# Prompt
Exact reproduction of the data is required, with images excluded.

::::

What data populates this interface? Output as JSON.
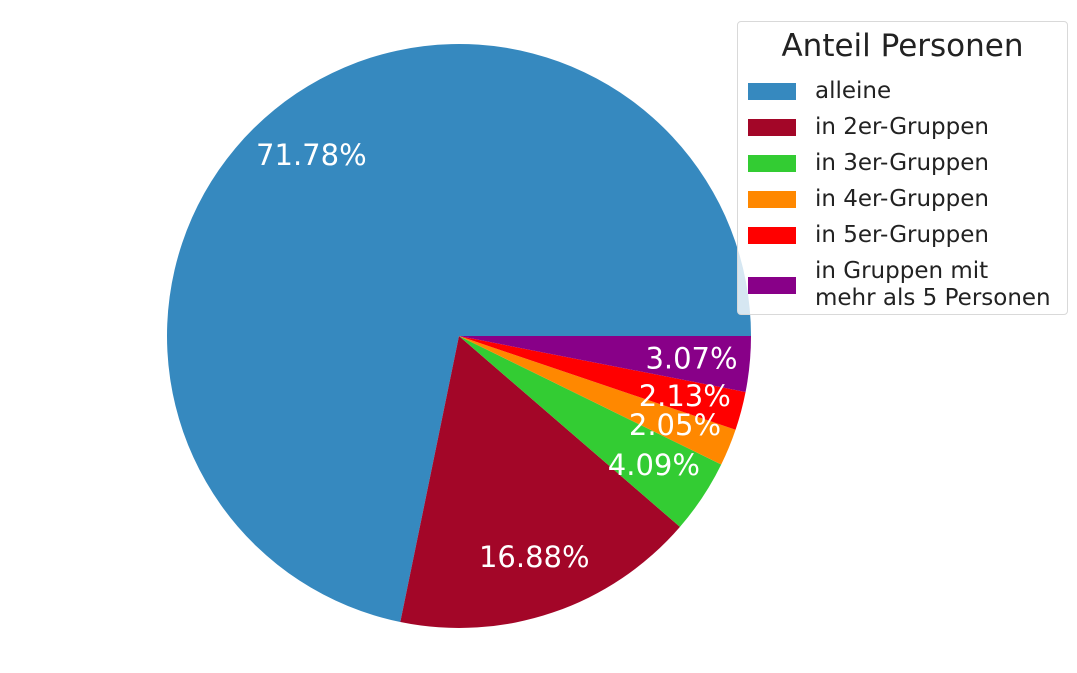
{
  "chart_data": {
    "type": "pie",
    "legend_title": "Anteil Personen",
    "legend_position": "top-right",
    "slices": [
      {
        "name": "alleine",
        "value": 71.78,
        "label": "71.78%",
        "color": "#3689bf"
      },
      {
        "name": "in 2er-Gruppen",
        "value": 16.88,
        "label": "16.88%",
        "color": "#a30628"
      },
      {
        "name": "in 3er-Gruppen",
        "value": 4.09,
        "label": "4.09%",
        "color": "#33cc33"
      },
      {
        "name": "in 4er-Gruppen",
        "value": 2.05,
        "label": "2.05%",
        "color": "#ff8800"
      },
      {
        "name": "in 5er-Gruppen",
        "value": 2.13,
        "label": "2.13%",
        "color": "#ff0000"
      },
      {
        "name": "in Gruppen mit\nmehr als 5 Personen",
        "value": 3.07,
        "label": "3.07%",
        "color": "#880088"
      }
    ]
  }
}
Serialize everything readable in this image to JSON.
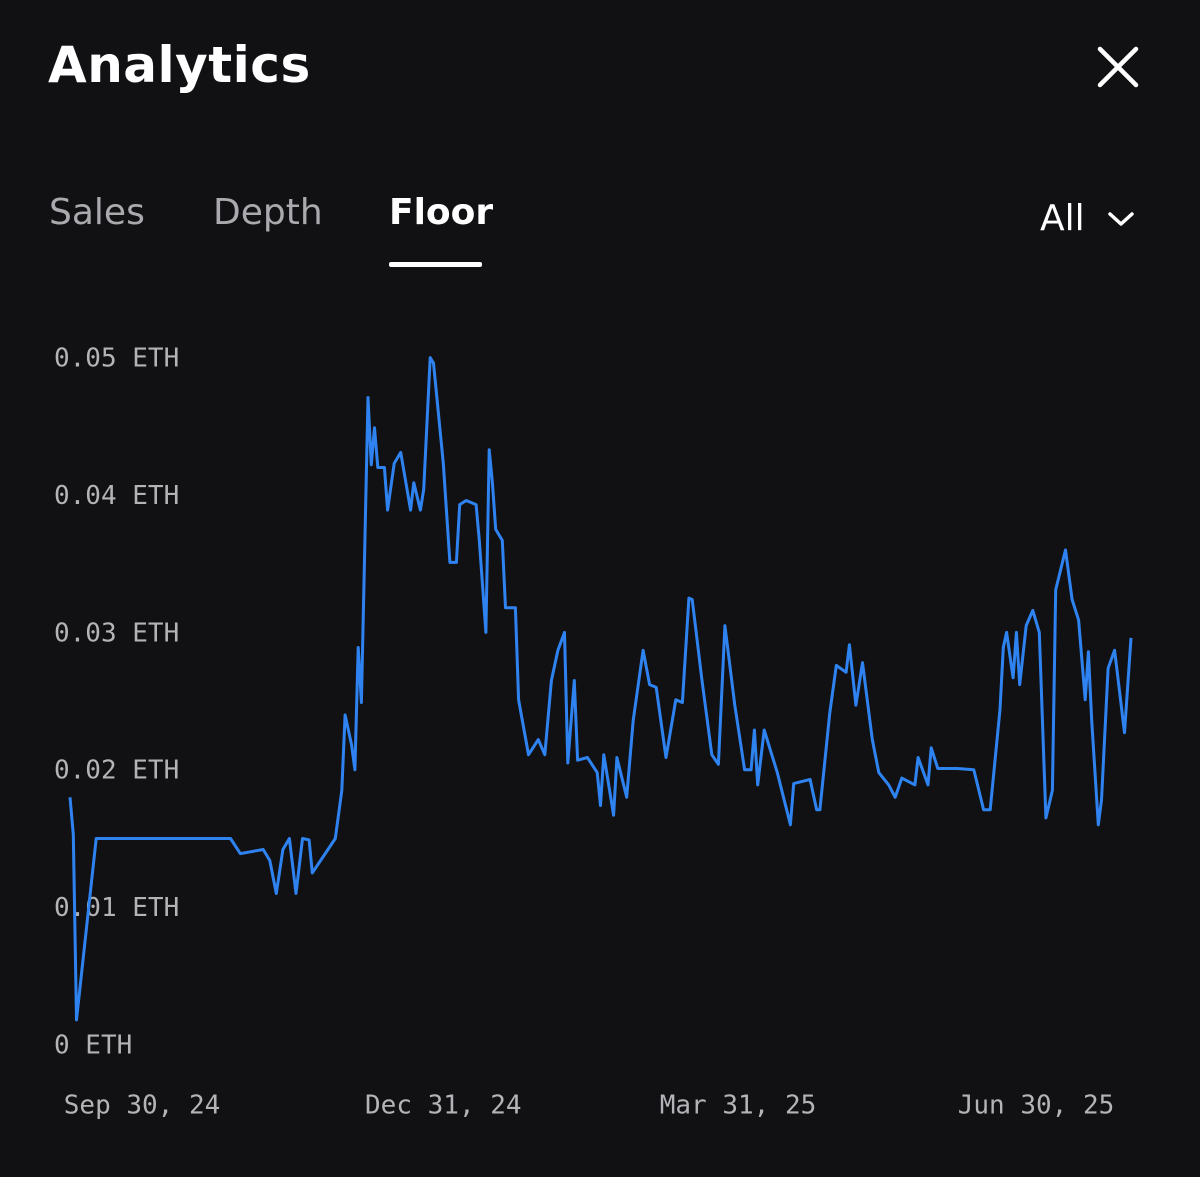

::::

# Solution to this exercise
What data populates this interface? Output as JSON.
{
  "chart_data": {
    "type": "pie",
    "legend_title": "Anteil Personen",
    "legend_position": "top-right",
    "slices": [
      {
        "name": "alleine",
        "value": 71.78,
        "label": "71.78%",
        "color": "#3689bf"
      },
      {
        "name": "in 2er-Gruppen",
        "value": 16.88,
        "label": "16.88%",
        "color": "#a30628"
      },
      {
        "name": "in 3er-Gruppen",
        "value": 4.09,
        "label": "4.09%",
        "color": "#33cc33"
      },
      {
        "name": "in 4er-Gruppen",
        "value": 2.05,
        "label": "2.05%",
        "color": "#ff8800"
      },
      {
        "name": "in 5er-Gruppen",
        "value": 2.13,
        "label": "2.13%",
        "color": "#ff0000"
      },
      {
        "name": "in Gruppen mit\nmehr als 5 Personen",
        "value": 3.07,
        "label": "3.07%",
        "color": "#880088"
      }
    ]
  }
}
Serialize everything readable in this image to JSON.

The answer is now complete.